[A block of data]
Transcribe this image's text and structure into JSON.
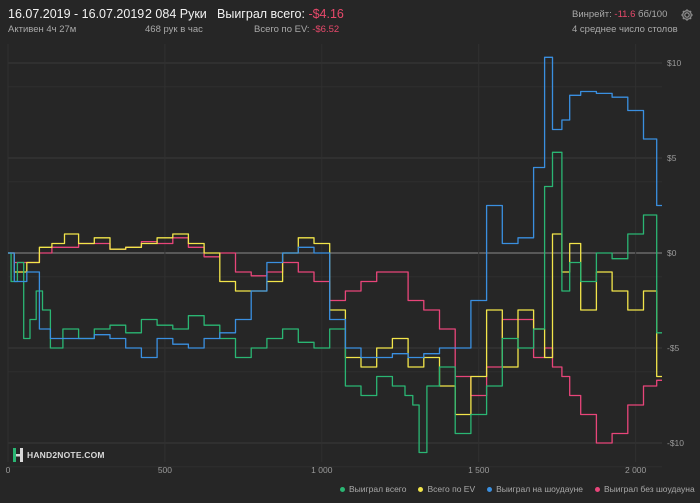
{
  "header": {
    "date_range": "16.07.2019 - 16.07.2019",
    "active": "Активен 4ч 27м",
    "hands": "2 084 Руки",
    "hands_per_hour": "468 рук в час",
    "won_total_label": "Выиграл всего:",
    "won_total_value": "-$4.16",
    "ev_total_label": "Всего по EV:",
    "ev_total_value": "-$6.52",
    "winrate_label": "Винрейт:",
    "winrate_value": "-11.6",
    "winrate_unit": "бб/100",
    "avg_tables": "4 среднее число столов"
  },
  "logo": {
    "text": "HAND2NOTE.COM"
  },
  "icons": {
    "settings": "gear-icon",
    "logo": "hand2note-logo-icon"
  },
  "colors": {
    "background": "#262626",
    "grid": "#3a3a3a",
    "zero_line": "#8a8a8a",
    "won_total": "#2ab673",
    "ev_total": "#f2e54a",
    "showdown": "#3a8fe0",
    "non_showdown": "#e8457a",
    "negative_text": "#e8496b"
  },
  "chart_data": {
    "type": "line",
    "title": "",
    "xlabel": "",
    "ylabel": "",
    "x_ticks": [
      "0",
      "500",
      "1 000",
      "1 500",
      "2 000"
    ],
    "x_tick_values": [
      0,
      500,
      1000,
      1500,
      2000
    ],
    "y_ticks": [
      "$10",
      "$5",
      "$0",
      "-$5",
      "-$10"
    ],
    "y_tick_values": [
      10,
      5,
      0,
      -5,
      -10
    ],
    "xlim": [
      0,
      2084
    ],
    "ylim": [
      -11,
      11
    ],
    "grid": "horizontal",
    "legend_position": "bottom-right",
    "series": [
      {
        "name": "Выиграл всего",
        "color": "#2ab673",
        "x": [
          0,
          20,
          40,
          60,
          80,
          100,
          120,
          150,
          200,
          250,
          300,
          350,
          400,
          450,
          500,
          550,
          600,
          650,
          700,
          750,
          800,
          850,
          900,
          950,
          1000,
          1050,
          1100,
          1150,
          1200,
          1250,
          1280,
          1300,
          1320,
          1350,
          1400,
          1450,
          1500,
          1550,
          1600,
          1650,
          1700,
          1720,
          1750,
          1780,
          1800,
          1850,
          1900,
          1950,
          2000,
          2050,
          2084
        ],
        "y": [
          0,
          -1.5,
          -0.5,
          -4.5,
          -3.5,
          -2,
          -3,
          -5,
          -4,
          -4.5,
          -4,
          -3.8,
          -4.2,
          -3.5,
          -3.8,
          -4,
          -3.3,
          -3.8,
          -4.5,
          -5.5,
          -5,
          -4.5,
          -4,
          -4.7,
          -5,
          -4,
          -7,
          -7.5,
          -6.5,
          -7,
          -7.5,
          -8,
          -10.5,
          -7,
          -6,
          -9.5,
          -8.5,
          -7,
          -4.5,
          -5,
          -4,
          3.5,
          5.3,
          -2,
          -0.5,
          -1.5,
          0,
          -0.3,
          1,
          2,
          -4.2
        ]
      },
      {
        "name": "Всего по EV",
        "color": "#f2e54a",
        "x": [
          0,
          40,
          80,
          120,
          160,
          200,
          250,
          300,
          350,
          400,
          450,
          500,
          550,
          600,
          650,
          700,
          750,
          800,
          850,
          900,
          950,
          1000,
          1050,
          1100,
          1150,
          1200,
          1250,
          1300,
          1350,
          1400,
          1450,
          1500,
          1550,
          1600,
          1650,
          1700,
          1720,
          1750,
          1780,
          1800,
          1850,
          1900,
          1950,
          2000,
          2050,
          2084
        ],
        "y": [
          0,
          -1,
          -0.5,
          0.3,
          0.5,
          1,
          0.5,
          0.8,
          0.2,
          0.3,
          0.5,
          0.8,
          1,
          0.5,
          0,
          -1.5,
          -2,
          -2,
          -1.5,
          0,
          0.8,
          0.5,
          -3,
          -5.5,
          -6,
          -5,
          -4.5,
          -6,
          -5.5,
          -7,
          -8.5,
          -6.5,
          -3,
          -6,
          -3,
          -4,
          -5.5,
          1,
          -1,
          0.5,
          -3,
          -1,
          -2,
          -3,
          -2,
          -6.5
        ]
      },
      {
        "name": "Выиграл на шоудауне",
        "color": "#3a8fe0",
        "x": [
          0,
          40,
          80,
          120,
          150,
          200,
          250,
          300,
          350,
          400,
          450,
          500,
          550,
          600,
          650,
          700,
          750,
          800,
          850,
          900,
          950,
          1000,
          1050,
          1100,
          1150,
          1200,
          1250,
          1300,
          1350,
          1400,
          1450,
          1500,
          1550,
          1600,
          1650,
          1700,
          1720,
          1750,
          1780,
          1800,
          1850,
          1900,
          1950,
          2000,
          2050,
          2084
        ],
        "y": [
          0,
          -1.5,
          -1,
          -4,
          -4.5,
          -4.5,
          -4.5,
          -4.3,
          -4.5,
          -5,
          -5.5,
          -4.5,
          -4.8,
          -5,
          -4.5,
          -4.2,
          -3.5,
          -2,
          -0.5,
          0,
          0.3,
          0,
          -3.5,
          -5,
          -5.5,
          -5.5,
          -5.3,
          -5.5,
          -5.3,
          -5,
          -5,
          -2.5,
          2.5,
          0.5,
          0.8,
          4.5,
          10.3,
          6.5,
          7,
          8.3,
          8.5,
          8.4,
          8.2,
          7.5,
          6,
          2.5
        ]
      },
      {
        "name": "Выиграл без шоудауна",
        "color": "#e8457a",
        "x": [
          0,
          40,
          80,
          120,
          160,
          200,
          250,
          300,
          350,
          400,
          450,
          500,
          550,
          600,
          650,
          700,
          750,
          800,
          850,
          900,
          950,
          1000,
          1050,
          1100,
          1150,
          1200,
          1250,
          1300,
          1350,
          1400,
          1450,
          1500,
          1550,
          1600,
          1650,
          1700,
          1720,
          1750,
          1780,
          1800,
          1850,
          1900,
          1950,
          2000,
          2050,
          2084
        ],
        "y": [
          0,
          -0.5,
          -0.5,
          0,
          0.3,
          0.3,
          0.5,
          0.5,
          0.2,
          0.3,
          0.6,
          0.5,
          0.8,
          0.3,
          -0.2,
          0,
          -1,
          -1.2,
          -1,
          -0.5,
          -1,
          -1.5,
          -2.5,
          -2,
          -1.5,
          -1,
          -1,
          -2.5,
          -3,
          -4,
          -6.5,
          -7.5,
          -6,
          -3.5,
          -3.5,
          -5.5,
          -5,
          -6,
          -6.5,
          -7.5,
          -8.5,
          -10,
          -9.5,
          -8,
          -7,
          -6.7
        ]
      }
    ]
  }
}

▶ **REQUIRED WORK**
All lines in the data that contain the word "name" should be copied.

▶ **WORKED SOLUTION**
        "name": "Выиграл всего",
        "name": "Всего по EV",
        "name": "Выиграл на шоудауне",
        "name": "Выиграл без шоудауна",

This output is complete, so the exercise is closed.